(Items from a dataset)
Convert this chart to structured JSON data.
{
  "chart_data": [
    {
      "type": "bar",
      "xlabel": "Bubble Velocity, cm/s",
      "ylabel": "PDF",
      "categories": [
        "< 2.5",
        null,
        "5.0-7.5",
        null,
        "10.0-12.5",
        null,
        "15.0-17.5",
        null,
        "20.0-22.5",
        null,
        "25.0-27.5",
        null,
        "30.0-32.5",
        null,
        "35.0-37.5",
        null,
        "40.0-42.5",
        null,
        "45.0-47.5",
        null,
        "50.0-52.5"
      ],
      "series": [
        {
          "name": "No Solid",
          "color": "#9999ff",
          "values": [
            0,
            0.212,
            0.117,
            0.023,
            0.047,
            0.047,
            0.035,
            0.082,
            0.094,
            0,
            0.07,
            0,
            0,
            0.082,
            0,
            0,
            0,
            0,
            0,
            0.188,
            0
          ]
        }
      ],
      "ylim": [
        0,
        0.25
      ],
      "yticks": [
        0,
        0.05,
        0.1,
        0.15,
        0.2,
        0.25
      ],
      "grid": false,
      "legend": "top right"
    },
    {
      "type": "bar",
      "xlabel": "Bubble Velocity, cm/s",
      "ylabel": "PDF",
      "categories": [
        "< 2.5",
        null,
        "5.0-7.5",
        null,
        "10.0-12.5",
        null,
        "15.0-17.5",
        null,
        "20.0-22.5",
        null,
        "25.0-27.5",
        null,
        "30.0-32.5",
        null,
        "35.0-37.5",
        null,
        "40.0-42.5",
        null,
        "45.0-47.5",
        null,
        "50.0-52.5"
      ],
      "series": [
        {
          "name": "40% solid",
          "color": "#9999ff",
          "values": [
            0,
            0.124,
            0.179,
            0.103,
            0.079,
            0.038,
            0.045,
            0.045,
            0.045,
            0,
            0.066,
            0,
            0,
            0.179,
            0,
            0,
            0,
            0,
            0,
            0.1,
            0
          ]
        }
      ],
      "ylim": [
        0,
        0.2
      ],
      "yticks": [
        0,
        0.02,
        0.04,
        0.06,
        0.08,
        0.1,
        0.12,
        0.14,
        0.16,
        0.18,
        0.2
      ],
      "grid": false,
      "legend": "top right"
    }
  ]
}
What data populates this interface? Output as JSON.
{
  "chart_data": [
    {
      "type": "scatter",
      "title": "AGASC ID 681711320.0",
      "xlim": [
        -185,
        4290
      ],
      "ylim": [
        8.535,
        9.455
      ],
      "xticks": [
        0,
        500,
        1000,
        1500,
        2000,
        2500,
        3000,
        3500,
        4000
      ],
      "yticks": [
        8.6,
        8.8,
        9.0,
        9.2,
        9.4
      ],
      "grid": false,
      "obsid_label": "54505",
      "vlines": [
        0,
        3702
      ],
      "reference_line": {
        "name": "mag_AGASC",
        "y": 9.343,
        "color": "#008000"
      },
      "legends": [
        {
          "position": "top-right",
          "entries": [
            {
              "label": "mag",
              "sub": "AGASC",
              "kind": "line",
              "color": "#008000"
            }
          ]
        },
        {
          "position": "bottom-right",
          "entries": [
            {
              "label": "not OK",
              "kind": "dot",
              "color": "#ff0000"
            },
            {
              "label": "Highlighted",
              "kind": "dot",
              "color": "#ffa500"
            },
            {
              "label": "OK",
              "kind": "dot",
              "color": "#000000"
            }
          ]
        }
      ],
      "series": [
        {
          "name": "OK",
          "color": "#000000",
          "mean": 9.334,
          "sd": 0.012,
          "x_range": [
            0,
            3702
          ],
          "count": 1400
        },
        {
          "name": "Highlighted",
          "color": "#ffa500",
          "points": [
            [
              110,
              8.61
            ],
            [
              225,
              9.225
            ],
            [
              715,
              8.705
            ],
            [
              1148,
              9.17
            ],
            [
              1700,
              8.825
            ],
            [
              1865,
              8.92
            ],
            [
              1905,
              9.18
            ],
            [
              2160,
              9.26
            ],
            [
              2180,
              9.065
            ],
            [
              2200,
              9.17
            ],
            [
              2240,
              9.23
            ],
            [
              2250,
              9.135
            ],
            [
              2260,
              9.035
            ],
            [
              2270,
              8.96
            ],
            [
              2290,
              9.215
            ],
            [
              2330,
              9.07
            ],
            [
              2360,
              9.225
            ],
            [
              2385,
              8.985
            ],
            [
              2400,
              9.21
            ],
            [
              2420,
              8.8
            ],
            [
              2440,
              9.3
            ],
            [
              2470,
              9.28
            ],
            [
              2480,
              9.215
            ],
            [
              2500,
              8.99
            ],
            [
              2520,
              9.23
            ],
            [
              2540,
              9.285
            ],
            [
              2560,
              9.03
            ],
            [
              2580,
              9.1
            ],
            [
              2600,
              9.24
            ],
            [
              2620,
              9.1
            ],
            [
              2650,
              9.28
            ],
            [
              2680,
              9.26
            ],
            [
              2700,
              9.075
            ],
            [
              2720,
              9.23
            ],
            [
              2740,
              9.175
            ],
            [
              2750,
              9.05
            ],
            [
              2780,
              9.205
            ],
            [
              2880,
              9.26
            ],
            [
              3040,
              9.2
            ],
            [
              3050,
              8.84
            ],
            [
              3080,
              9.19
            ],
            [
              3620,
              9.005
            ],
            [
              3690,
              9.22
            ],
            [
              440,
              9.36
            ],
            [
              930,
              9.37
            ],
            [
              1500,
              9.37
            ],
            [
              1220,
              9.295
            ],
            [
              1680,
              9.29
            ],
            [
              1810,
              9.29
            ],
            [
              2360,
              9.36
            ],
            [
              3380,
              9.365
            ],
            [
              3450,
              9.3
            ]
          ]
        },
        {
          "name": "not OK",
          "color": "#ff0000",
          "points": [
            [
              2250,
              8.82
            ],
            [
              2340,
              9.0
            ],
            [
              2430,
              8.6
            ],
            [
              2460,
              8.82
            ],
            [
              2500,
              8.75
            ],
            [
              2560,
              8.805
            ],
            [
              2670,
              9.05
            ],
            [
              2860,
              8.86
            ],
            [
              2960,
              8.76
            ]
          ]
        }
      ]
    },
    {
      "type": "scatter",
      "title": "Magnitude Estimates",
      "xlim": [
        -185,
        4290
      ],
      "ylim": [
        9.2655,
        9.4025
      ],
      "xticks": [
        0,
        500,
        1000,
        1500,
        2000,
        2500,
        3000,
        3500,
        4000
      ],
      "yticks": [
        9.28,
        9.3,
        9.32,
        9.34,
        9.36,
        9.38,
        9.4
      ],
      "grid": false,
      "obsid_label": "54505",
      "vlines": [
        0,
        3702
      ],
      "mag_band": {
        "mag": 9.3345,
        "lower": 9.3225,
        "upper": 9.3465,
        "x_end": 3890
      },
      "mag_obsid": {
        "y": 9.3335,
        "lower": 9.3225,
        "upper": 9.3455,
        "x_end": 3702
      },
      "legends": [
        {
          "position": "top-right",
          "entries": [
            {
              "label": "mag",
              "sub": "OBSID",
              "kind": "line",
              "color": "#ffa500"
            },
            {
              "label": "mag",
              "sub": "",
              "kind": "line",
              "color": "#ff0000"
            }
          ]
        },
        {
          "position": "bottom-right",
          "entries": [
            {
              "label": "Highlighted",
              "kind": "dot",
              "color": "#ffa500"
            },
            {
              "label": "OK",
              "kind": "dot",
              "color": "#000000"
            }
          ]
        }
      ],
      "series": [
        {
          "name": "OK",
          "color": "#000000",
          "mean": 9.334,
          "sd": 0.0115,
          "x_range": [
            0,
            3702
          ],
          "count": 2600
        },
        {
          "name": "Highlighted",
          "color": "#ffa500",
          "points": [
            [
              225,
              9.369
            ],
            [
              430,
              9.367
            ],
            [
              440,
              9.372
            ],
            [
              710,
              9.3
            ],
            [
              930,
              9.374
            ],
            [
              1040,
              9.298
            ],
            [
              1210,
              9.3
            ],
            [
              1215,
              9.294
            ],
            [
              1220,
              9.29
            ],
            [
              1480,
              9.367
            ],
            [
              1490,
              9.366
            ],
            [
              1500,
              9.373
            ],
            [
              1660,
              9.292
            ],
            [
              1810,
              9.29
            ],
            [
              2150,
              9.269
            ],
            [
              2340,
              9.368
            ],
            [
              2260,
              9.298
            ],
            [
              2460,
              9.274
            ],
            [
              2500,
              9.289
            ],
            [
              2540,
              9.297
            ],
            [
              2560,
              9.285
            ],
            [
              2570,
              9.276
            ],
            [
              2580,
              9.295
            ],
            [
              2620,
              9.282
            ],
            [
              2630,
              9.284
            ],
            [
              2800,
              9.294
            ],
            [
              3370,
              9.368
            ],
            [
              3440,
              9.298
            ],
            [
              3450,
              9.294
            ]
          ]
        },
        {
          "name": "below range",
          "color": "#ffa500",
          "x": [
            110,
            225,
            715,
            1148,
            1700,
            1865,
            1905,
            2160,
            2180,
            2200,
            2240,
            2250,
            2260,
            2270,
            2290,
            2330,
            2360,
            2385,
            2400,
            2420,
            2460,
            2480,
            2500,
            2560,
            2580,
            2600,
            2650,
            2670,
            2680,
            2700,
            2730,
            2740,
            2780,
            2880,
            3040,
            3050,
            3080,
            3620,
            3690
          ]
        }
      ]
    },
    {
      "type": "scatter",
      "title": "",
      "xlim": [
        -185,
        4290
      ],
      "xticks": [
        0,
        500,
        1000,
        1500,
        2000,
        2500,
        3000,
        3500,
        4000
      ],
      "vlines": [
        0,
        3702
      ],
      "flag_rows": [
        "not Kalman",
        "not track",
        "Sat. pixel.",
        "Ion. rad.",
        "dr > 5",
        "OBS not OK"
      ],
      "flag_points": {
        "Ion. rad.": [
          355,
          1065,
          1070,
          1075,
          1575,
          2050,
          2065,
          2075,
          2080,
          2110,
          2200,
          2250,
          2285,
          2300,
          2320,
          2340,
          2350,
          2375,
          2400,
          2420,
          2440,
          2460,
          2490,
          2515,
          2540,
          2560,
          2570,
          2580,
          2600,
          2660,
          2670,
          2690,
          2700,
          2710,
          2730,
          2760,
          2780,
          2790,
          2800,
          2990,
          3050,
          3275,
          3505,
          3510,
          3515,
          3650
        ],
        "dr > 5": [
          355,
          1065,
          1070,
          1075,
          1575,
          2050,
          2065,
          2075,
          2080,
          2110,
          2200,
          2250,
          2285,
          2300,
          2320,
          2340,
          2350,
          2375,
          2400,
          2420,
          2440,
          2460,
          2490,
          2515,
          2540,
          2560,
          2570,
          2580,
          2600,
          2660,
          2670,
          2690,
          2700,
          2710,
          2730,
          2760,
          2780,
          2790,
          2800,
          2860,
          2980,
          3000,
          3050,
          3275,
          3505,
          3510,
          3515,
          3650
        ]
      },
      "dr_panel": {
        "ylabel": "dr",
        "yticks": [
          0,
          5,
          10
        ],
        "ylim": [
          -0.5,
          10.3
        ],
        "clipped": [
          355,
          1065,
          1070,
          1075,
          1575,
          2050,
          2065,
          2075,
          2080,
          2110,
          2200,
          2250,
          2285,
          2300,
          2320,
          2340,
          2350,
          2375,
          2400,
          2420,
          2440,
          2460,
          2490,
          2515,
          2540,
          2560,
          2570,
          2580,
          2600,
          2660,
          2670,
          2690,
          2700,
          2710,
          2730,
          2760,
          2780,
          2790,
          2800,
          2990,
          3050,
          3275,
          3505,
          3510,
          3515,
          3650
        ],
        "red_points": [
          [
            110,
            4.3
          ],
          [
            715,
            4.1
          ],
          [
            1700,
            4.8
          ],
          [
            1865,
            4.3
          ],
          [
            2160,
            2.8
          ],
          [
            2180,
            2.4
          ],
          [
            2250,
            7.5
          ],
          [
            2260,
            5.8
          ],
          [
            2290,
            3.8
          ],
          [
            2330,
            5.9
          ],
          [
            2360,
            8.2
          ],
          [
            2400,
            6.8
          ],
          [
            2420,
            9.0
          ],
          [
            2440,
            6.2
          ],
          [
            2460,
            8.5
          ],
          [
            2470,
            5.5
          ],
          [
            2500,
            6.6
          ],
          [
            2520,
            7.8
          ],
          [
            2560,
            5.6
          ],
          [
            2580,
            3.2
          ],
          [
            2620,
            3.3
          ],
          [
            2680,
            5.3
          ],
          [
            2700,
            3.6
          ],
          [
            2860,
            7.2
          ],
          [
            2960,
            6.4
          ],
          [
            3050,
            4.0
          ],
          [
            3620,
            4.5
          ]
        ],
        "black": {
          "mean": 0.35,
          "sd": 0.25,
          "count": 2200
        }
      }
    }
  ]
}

- Aim of the exercise
Identify and copy all lines with the word "title".

- Result
      "title": "AGASC ID 681711320.0",
      "title": "Magnitude Estimates",
      "title": "",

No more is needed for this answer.